*Required work*.
Search the records for the word "vaccination" and report each line that has it.

==== Input ====

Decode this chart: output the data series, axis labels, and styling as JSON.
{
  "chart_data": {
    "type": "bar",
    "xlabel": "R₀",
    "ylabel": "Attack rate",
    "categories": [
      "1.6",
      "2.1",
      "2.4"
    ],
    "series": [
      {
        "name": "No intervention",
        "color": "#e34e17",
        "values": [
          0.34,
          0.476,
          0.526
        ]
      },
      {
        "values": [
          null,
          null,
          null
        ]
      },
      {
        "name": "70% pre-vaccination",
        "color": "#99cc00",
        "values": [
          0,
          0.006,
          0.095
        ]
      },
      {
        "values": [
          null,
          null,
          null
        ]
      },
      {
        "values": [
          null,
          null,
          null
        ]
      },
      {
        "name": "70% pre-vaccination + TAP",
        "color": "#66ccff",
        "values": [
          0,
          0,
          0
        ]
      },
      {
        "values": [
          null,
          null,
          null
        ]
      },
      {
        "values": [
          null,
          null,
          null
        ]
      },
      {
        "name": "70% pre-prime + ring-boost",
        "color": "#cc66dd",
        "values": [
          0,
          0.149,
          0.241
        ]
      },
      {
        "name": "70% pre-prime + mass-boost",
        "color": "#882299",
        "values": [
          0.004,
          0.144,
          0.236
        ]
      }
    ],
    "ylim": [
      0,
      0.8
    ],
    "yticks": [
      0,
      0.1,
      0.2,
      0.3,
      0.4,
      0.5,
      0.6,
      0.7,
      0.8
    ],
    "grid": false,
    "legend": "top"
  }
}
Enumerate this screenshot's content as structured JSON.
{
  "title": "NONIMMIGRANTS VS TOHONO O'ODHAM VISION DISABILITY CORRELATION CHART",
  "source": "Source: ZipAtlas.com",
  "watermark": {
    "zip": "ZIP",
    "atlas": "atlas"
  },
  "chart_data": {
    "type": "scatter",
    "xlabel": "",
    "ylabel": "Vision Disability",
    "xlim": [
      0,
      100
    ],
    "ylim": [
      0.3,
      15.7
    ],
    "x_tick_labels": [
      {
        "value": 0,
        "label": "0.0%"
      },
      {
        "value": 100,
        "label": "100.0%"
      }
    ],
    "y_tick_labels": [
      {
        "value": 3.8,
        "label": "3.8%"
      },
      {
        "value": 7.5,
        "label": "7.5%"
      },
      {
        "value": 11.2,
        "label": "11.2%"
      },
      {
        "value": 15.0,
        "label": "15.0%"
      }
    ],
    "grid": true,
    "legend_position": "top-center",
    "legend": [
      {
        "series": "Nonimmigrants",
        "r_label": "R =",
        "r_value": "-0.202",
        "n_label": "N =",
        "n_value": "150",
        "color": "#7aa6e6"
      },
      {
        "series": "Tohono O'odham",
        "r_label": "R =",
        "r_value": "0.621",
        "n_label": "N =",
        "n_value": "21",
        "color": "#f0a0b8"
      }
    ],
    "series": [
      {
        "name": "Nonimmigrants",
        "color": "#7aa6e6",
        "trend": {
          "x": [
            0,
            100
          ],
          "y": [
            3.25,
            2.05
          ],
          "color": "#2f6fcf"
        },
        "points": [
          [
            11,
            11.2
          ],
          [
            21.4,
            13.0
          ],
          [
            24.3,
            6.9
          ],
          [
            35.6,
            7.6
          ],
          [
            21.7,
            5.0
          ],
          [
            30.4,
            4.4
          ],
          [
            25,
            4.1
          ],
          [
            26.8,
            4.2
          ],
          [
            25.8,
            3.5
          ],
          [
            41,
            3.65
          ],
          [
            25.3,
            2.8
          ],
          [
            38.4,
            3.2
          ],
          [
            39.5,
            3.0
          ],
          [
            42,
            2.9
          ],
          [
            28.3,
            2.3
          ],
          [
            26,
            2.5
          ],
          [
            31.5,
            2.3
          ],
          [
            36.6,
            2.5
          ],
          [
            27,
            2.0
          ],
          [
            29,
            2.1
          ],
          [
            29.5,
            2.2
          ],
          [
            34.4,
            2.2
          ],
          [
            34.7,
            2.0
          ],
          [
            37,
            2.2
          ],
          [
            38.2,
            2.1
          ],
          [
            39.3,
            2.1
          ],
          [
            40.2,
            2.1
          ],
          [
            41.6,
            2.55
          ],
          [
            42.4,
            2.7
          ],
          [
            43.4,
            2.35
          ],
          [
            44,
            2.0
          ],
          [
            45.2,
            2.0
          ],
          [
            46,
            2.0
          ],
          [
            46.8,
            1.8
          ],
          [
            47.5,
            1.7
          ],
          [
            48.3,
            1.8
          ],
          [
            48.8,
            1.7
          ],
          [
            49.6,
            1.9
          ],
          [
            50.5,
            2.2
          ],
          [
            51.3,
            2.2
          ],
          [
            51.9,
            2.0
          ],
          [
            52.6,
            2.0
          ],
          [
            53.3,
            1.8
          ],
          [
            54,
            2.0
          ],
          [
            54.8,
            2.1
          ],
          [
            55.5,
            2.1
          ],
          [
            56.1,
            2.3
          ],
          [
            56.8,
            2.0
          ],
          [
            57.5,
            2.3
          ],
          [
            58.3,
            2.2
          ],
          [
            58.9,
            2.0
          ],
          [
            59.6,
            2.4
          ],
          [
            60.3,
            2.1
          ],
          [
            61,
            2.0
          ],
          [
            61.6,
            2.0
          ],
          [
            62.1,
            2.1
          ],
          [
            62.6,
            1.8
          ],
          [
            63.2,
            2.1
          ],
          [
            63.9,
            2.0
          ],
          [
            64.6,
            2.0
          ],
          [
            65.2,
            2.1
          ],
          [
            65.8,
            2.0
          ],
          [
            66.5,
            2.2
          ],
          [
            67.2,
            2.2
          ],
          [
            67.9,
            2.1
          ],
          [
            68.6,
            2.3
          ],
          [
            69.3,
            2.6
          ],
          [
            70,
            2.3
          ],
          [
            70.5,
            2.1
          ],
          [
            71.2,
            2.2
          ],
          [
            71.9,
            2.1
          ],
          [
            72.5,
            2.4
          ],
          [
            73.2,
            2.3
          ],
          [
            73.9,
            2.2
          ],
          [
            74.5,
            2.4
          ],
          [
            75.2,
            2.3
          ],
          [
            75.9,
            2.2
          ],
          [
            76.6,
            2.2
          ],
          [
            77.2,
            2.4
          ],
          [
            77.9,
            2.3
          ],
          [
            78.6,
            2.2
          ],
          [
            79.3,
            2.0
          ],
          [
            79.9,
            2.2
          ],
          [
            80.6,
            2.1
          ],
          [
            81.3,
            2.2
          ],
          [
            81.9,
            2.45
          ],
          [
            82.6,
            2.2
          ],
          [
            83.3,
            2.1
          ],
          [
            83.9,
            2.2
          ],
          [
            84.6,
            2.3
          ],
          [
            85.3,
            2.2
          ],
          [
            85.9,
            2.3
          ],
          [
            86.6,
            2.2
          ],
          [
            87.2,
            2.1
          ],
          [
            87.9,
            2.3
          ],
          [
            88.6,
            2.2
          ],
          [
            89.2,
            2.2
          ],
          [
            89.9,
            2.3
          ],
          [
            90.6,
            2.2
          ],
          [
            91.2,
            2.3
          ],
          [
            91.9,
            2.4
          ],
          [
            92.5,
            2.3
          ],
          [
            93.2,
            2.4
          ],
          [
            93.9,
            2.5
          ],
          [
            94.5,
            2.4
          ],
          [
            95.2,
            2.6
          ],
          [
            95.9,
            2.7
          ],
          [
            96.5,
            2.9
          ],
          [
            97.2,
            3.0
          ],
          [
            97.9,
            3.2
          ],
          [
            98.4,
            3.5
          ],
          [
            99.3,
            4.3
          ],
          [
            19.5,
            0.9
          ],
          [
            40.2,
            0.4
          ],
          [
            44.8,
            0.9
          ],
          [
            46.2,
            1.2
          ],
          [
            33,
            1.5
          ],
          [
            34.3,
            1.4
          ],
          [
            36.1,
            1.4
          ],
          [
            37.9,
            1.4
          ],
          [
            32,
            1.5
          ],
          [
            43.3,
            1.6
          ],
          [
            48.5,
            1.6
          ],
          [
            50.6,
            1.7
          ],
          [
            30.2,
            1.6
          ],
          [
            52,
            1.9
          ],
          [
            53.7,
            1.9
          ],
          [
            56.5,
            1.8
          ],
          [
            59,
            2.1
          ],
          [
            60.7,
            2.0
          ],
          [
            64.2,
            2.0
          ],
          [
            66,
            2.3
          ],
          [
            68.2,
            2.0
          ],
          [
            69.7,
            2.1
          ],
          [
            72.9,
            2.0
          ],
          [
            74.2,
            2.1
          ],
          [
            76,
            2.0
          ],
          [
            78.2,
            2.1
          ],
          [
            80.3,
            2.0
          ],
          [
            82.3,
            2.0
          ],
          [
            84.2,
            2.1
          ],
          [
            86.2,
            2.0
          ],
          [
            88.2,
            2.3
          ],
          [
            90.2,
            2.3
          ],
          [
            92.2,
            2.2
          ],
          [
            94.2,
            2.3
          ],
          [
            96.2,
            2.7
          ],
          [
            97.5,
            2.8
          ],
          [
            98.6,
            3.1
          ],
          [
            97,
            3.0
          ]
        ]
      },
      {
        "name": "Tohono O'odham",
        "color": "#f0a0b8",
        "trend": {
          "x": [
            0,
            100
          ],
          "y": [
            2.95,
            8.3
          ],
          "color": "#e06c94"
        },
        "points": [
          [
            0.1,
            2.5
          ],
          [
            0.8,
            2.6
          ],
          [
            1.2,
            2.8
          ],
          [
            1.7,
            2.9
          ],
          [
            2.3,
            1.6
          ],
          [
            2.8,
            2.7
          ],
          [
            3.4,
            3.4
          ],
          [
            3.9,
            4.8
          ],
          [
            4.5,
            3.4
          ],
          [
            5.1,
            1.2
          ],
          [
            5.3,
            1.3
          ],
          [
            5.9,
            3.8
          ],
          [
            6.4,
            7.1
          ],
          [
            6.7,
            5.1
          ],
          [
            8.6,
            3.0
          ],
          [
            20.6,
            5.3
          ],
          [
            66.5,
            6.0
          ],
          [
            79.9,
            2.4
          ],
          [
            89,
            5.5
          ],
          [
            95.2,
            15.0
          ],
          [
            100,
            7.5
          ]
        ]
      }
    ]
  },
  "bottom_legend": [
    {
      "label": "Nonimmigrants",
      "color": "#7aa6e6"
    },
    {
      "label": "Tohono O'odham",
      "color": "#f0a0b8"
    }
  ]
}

====

*Solution to the problem*.
        "name": "70% pre-vaccination",
        "name": "70% pre-vaccination + TAP",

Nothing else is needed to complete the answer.